> [DATASET]
• • •

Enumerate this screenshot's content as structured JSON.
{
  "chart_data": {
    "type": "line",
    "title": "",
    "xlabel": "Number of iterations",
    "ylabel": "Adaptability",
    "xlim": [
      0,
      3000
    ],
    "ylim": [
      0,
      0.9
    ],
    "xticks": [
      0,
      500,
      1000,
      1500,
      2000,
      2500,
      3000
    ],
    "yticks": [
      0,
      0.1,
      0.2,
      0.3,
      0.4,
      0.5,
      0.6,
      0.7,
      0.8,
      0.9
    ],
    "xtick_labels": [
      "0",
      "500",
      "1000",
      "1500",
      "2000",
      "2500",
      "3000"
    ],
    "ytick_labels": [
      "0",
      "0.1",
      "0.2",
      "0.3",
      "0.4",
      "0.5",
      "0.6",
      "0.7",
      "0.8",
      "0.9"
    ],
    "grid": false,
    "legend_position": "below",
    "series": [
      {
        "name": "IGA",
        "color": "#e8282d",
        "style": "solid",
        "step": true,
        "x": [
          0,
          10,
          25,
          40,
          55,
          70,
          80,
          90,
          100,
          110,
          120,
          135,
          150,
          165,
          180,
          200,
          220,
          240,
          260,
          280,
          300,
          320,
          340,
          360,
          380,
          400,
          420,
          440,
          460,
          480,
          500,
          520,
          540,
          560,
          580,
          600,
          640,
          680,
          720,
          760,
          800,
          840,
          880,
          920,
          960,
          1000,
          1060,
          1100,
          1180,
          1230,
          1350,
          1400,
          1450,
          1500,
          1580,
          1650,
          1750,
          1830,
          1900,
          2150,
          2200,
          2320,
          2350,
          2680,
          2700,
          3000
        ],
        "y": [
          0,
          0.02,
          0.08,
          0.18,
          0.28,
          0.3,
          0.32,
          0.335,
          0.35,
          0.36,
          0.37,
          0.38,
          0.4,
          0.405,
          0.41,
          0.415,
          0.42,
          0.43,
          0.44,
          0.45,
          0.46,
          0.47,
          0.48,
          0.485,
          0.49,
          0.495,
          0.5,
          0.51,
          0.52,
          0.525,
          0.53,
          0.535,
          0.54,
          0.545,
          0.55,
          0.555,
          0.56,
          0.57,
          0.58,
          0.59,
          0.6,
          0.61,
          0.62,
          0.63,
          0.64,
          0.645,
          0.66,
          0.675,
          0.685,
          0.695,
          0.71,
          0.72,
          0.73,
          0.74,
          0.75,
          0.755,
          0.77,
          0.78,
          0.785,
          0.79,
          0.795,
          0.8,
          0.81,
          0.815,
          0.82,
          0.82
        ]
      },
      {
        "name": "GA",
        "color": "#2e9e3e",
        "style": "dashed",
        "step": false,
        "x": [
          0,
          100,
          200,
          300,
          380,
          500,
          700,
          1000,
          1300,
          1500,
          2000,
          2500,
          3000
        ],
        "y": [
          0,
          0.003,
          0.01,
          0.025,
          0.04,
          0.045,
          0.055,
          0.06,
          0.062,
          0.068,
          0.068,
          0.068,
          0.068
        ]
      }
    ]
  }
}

• • •

> [TASK] What is needed here is an exact reproduction of all the entries.

> [WORKED SOLUTION]
Enumerate this screenshot's content as structured JSON.
{
  "chart_data": {
    "type": "line",
    "title": "",
    "xlabel": "Number of iterations",
    "ylabel": "Adaptability",
    "xlim": [
      0,
      3000
    ],
    "ylim": [
      0,
      0.9
    ],
    "xticks": [
      0,
      500,
      1000,
      1500,
      2000,
      2500,
      3000
    ],
    "yticks": [
      0,
      0.1,
      0.2,
      0.3,
      0.4,
      0.5,
      0.6,
      0.7,
      0.8,
      0.9
    ],
    "xtick_labels": [
      "0",
      "500",
      "1000",
      "1500",
      "2000",
      "2500",
      "3000"
    ],
    "ytick_labels": [
      "0",
      "0.1",
      "0.2",
      "0.3",
      "0.4",
      "0.5",
      "0.6",
      "0.7",
      "0.8",
      "0.9"
    ],
    "grid": false,
    "legend_position": "below",
    "series": [
      {
        "name": "IGA",
        "color": "#e8282d",
        "style": "solid",
        "step": true,
        "x": [
          0,
          10,
          25,
          40,
          55,
          70,
          80,
          90,
          100,
          110,
          120,
          135,
          150,
          165,
          180,
          200,
          220,
          240,
          260,
          280,
          300,
          320,
          340,
          360,
          380,
          400,
          420,
          440,
          460,
          480,
          500,
          520,
          540,
          560,
          580,
          600,
          640,
          680,
          720,
          760,
          800,
          840,
          880,
          920,
          960,
          1000,
          1060,
          1100,
          1180,
          1230,
          1350,
          1400,
          1450,
          1500,
          1580,
          1650,
          1750,
          1830,
          1900,
          2150,
          2200,
          2320,
          2350,
          2680,
          2700,
          3000
        ],
        "y": [
          0,
          0.02,
          0.08,
          0.18,
          0.28,
          0.3,
          0.32,
          0.335,
          0.35,
          0.36,
          0.37,
          0.38,
          0.4,
          0.405,
          0.41,
          0.415,
          0.42,
          0.43,
          0.44,
          0.45,
          0.46,
          0.47,
          0.48,
          0.485,
          0.49,
          0.495,
          0.5,
          0.51,
          0.52,
          0.525,
          0.53,
          0.535,
          0.54,
          0.545,
          0.55,
          0.555,
          0.56,
          0.57,
          0.58,
          0.59,
          0.6,
          0.61,
          0.62,
          0.63,
          0.64,
          0.645,
          0.66,
          0.675,
          0.685,
          0.695,
          0.71,
          0.72,
          0.73,
          0.74,
          0.75,
          0.755,
          0.77,
          0.78,
          0.785,
          0.79,
          0.795,
          0.8,
          0.81,
          0.815,
          0.82,
          0.82
        ]
      },
      {
        "name": "GA",
        "color": "#2e9e3e",
        "style": "dashed",
        "step": false,
        "x": [
          0,
          100,
          200,
          300,
          380,
          500,
          700,
          1000,
          1300,
          1500,
          2000,
          2500,
          3000
        ],
        "y": [
          0,
          0.003,
          0.01,
          0.025,
          0.04,
          0.045,
          0.055,
          0.06,
          0.062,
          0.068,
          0.068,
          0.068,
          0.068
        ]
      }
    ]
  }
}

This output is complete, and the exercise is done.